The records =>
▬▬▬
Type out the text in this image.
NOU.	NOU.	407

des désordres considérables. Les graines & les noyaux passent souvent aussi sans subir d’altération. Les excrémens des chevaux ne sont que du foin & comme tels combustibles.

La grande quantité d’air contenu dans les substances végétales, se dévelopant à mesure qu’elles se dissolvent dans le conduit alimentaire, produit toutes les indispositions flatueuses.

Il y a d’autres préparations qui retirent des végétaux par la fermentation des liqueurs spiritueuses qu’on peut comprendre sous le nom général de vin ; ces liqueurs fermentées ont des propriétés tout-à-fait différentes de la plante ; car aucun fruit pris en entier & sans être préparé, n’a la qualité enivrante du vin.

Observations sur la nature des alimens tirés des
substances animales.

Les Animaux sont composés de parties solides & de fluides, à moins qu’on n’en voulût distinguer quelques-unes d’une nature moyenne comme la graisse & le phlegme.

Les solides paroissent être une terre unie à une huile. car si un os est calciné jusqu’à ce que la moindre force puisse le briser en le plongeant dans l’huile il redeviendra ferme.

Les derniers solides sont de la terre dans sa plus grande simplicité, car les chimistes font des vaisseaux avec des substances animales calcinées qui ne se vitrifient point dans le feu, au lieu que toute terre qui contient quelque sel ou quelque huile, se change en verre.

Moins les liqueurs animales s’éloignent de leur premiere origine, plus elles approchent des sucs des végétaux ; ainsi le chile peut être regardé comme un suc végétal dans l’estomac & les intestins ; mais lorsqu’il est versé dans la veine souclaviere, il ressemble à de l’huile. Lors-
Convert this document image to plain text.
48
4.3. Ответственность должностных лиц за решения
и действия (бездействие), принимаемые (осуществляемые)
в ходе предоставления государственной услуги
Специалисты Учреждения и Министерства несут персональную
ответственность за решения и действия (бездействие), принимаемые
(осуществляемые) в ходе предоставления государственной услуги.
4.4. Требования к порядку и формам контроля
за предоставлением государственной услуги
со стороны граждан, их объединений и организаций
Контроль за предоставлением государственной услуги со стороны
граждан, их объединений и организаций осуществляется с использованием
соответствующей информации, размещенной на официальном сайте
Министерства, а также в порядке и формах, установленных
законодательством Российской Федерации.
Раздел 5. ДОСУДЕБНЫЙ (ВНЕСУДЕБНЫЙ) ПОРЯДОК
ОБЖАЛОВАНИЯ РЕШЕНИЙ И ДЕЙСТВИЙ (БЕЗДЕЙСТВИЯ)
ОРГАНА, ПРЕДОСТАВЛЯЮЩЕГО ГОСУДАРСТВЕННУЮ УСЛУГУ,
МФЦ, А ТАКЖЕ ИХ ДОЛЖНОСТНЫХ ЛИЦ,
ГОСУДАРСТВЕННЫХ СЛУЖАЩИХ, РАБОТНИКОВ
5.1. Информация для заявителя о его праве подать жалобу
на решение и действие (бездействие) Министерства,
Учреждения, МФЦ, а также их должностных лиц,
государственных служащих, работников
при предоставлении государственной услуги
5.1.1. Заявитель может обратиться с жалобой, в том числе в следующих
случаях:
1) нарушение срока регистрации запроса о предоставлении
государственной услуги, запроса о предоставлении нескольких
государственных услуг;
▬▬▬
Output only the lines from the one holding "Convert this document image to plain text." through the last line above, exactly as they appear.

Exercise solution =>
Convert this document image to plain text.
48
4.3. Ответственность должностных лиц за решения
и действия (бездействие), принимаемые (осуществляемые)
в ходе предоставления государственной услуги
Специалисты Учреждения и Министерства несут персональную
ответственность за решения и действия (бездействие), принимаемые
(осуществляемые) в ходе предоставления государственной услуги.
4.4. Требования к порядку и формам контроля
за предоставлением государственной услуги
со стороны граждан, их объединений и организаций
Контроль за предоставлением государственной услуги со стороны
граждан, их объединений и организаций осуществляется с использованием
соответствующей информации, размещенной на официальном сайте
Министерства, а также в порядке и формах, установленных
законодательством Российской Федерации.
Раздел 5. ДОСУДЕБНЫЙ (ВНЕСУДЕБНЫЙ) ПОРЯДОК
ОБЖАЛОВАНИЯ РЕШЕНИЙ И ДЕЙСТВИЙ (БЕЗДЕЙСТВИЯ)
ОРГАНА, ПРЕДОСТАВЛЯЮЩЕГО ГОСУДАРСТВЕННУЮ УСЛУГУ,
МФЦ, А ТАКЖЕ ИХ ДОЛЖНОСТНЫХ ЛИЦ,
ГОСУДАРСТВЕННЫХ СЛУЖАЩИХ, РАБОТНИКОВ
5.1. Информация для заявителя о его праве подать жалобу
на решение и действие (бездействие) Министерства,
Учреждения, МФЦ, а также их должностных лиц,
государственных служащих, работников
при предоставлении государственной услуги
5.1.1. Заявитель может обратиться с жалобой, в том числе в следующих
случаях:
1) нарушение срока регистрации запроса о предоставлении
государственной услуги, запроса о предоставлении нескольких
государственных услуг;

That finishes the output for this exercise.